• _Written problem_
Each line of the data that includes the string "image" is to be copied out.

[Stored records]
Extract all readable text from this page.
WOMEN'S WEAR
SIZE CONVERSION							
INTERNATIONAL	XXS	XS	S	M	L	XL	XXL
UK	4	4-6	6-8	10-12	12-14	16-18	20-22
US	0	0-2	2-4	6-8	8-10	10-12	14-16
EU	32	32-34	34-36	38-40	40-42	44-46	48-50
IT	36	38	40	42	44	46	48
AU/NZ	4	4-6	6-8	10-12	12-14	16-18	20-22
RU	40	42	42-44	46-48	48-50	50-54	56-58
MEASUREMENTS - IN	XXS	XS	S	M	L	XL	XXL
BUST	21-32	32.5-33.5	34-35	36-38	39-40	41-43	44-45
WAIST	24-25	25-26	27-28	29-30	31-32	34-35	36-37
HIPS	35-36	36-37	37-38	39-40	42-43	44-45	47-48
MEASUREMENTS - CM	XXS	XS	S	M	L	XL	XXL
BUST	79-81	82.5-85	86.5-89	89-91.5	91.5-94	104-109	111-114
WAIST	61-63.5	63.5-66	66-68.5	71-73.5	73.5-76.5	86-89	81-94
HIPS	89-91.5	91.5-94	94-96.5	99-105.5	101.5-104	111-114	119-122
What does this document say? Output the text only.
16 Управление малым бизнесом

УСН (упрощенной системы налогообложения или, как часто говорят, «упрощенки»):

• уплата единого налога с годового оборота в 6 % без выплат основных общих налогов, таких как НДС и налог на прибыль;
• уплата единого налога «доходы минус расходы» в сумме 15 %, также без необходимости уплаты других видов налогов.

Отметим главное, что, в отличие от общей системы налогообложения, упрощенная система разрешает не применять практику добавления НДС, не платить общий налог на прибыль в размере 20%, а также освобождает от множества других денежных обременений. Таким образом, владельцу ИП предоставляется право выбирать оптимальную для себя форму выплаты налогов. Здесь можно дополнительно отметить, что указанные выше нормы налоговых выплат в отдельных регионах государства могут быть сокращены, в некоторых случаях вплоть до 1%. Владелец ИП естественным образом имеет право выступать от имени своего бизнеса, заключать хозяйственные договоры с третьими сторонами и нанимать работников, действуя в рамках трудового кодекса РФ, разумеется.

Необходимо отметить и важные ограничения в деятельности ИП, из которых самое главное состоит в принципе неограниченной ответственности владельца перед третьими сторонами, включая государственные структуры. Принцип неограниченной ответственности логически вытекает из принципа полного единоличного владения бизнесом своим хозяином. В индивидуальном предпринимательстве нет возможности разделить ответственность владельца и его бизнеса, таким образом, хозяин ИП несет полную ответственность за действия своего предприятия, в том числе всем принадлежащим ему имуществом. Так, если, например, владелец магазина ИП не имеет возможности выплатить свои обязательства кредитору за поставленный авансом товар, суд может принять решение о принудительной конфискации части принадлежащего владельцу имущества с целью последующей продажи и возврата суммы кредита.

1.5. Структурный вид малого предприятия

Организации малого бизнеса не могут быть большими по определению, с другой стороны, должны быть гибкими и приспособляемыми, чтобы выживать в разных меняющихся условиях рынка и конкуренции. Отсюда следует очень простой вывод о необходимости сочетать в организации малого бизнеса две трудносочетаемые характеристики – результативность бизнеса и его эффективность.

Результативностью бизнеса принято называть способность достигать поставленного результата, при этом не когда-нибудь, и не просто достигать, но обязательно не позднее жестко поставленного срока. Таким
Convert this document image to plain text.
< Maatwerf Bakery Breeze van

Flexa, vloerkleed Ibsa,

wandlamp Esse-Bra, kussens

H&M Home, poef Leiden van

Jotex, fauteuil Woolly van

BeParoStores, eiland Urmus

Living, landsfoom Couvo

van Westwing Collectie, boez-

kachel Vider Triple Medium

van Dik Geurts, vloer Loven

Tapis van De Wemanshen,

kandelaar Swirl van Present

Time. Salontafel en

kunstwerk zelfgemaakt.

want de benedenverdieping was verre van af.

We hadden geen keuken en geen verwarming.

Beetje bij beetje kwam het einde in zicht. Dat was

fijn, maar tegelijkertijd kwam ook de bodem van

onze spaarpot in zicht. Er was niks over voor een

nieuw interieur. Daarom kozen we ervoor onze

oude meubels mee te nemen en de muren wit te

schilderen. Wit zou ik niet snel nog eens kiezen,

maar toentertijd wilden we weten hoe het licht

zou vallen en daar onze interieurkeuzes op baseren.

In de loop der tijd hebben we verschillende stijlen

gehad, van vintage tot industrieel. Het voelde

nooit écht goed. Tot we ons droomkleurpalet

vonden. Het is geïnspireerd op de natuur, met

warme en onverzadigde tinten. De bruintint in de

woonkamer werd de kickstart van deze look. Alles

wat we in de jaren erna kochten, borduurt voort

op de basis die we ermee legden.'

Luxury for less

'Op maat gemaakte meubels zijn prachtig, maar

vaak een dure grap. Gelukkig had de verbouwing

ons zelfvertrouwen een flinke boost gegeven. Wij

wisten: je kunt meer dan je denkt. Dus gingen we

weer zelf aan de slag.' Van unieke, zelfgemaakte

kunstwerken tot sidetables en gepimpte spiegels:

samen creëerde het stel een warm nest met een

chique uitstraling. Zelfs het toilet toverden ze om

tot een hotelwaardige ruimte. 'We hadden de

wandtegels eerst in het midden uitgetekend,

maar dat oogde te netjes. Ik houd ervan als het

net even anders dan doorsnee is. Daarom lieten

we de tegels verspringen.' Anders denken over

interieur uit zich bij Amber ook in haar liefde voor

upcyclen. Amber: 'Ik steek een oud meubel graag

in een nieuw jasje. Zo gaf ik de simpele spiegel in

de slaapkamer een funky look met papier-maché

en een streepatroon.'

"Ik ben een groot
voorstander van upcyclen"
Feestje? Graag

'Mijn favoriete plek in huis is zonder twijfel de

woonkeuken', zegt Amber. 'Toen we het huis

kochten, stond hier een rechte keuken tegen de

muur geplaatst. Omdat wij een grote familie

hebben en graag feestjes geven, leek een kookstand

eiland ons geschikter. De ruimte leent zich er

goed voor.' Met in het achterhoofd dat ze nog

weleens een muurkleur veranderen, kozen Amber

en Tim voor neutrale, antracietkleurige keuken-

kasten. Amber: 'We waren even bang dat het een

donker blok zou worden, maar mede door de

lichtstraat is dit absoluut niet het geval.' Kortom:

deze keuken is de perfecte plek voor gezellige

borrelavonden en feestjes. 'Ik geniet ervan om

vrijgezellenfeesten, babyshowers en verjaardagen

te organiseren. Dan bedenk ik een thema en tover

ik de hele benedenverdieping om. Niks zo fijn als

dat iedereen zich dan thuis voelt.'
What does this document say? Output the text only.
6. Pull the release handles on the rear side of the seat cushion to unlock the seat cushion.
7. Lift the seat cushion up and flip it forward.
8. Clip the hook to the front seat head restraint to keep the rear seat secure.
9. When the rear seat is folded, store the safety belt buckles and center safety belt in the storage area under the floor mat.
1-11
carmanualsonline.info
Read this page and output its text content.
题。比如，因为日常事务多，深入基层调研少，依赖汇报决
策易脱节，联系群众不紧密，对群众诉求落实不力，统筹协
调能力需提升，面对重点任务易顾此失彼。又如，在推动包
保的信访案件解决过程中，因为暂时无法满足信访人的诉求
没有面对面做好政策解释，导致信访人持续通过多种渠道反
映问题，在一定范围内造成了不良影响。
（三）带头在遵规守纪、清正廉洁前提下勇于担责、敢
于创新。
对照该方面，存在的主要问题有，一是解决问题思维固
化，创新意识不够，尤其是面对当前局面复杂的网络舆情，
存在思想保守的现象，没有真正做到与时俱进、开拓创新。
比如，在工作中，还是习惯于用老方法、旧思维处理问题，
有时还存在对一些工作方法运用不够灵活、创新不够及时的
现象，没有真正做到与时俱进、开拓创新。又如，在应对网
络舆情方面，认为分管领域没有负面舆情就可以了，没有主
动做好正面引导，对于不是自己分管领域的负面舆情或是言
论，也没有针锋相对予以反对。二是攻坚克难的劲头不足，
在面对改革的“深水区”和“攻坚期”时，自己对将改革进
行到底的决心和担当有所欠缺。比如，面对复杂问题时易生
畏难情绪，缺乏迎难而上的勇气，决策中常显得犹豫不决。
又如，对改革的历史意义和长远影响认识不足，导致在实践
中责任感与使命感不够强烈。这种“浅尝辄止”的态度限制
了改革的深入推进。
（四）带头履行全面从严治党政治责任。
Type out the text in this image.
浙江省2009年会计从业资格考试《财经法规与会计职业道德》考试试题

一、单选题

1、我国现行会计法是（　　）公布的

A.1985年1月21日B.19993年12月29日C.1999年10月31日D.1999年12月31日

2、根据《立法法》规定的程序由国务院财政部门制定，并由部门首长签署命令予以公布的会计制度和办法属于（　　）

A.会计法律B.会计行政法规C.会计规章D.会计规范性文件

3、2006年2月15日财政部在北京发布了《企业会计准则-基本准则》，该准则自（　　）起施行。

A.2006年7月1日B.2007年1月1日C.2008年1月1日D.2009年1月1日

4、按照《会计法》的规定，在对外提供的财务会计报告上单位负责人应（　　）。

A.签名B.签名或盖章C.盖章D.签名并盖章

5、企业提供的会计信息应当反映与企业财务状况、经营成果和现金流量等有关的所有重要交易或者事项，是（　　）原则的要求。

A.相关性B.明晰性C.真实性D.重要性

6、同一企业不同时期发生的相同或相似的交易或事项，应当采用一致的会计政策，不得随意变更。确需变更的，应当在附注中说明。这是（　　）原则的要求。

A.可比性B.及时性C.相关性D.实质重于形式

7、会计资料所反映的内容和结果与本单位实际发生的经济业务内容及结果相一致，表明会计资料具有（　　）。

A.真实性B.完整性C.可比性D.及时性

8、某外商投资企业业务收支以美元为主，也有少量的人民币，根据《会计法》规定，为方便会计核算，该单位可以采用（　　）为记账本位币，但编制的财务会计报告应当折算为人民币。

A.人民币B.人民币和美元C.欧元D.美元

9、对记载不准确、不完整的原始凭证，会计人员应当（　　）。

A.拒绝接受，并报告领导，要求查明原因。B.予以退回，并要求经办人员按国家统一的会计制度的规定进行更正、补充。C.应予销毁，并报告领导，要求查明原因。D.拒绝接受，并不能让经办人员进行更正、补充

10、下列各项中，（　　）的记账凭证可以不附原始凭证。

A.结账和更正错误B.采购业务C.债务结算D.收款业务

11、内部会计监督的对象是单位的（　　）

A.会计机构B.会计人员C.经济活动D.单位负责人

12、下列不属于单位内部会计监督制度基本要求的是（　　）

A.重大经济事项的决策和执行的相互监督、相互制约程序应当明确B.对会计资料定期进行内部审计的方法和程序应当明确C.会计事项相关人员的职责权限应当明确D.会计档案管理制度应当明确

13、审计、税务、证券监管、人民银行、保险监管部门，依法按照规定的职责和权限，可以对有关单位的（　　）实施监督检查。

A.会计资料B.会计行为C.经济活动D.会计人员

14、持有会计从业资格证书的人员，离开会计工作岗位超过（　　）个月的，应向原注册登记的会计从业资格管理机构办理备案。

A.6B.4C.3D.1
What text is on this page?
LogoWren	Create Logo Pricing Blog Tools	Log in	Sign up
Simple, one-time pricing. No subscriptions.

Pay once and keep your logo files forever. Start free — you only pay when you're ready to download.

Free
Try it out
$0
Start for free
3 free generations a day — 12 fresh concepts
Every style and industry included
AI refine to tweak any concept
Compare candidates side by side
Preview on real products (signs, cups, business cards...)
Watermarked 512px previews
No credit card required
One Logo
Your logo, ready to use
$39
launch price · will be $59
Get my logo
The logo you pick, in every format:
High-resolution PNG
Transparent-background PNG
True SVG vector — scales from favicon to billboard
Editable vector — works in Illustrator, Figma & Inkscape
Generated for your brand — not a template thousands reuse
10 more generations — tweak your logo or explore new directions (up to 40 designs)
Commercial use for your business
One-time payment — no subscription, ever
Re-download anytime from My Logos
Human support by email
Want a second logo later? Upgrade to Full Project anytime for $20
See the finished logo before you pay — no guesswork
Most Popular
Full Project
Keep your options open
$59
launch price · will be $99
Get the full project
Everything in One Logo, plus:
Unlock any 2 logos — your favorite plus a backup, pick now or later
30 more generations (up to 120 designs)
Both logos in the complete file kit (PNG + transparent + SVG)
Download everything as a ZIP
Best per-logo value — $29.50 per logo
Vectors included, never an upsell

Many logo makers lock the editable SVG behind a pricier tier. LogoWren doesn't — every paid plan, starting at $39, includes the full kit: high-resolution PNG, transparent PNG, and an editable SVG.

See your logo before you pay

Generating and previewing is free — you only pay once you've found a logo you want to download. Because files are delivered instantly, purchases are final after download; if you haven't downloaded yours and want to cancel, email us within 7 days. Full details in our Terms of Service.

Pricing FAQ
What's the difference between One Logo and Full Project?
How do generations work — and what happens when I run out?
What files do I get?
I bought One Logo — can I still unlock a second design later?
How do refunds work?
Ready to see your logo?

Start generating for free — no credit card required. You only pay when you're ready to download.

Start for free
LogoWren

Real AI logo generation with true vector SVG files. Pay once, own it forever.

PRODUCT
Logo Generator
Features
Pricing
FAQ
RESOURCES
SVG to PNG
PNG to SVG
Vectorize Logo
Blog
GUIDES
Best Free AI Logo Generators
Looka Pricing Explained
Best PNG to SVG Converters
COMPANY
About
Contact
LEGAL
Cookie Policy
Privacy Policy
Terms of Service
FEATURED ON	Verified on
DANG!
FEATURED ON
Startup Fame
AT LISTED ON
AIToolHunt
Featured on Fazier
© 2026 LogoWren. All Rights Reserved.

• _Solution for this task_
Convert this document image to plain text.
Type out the text in this image.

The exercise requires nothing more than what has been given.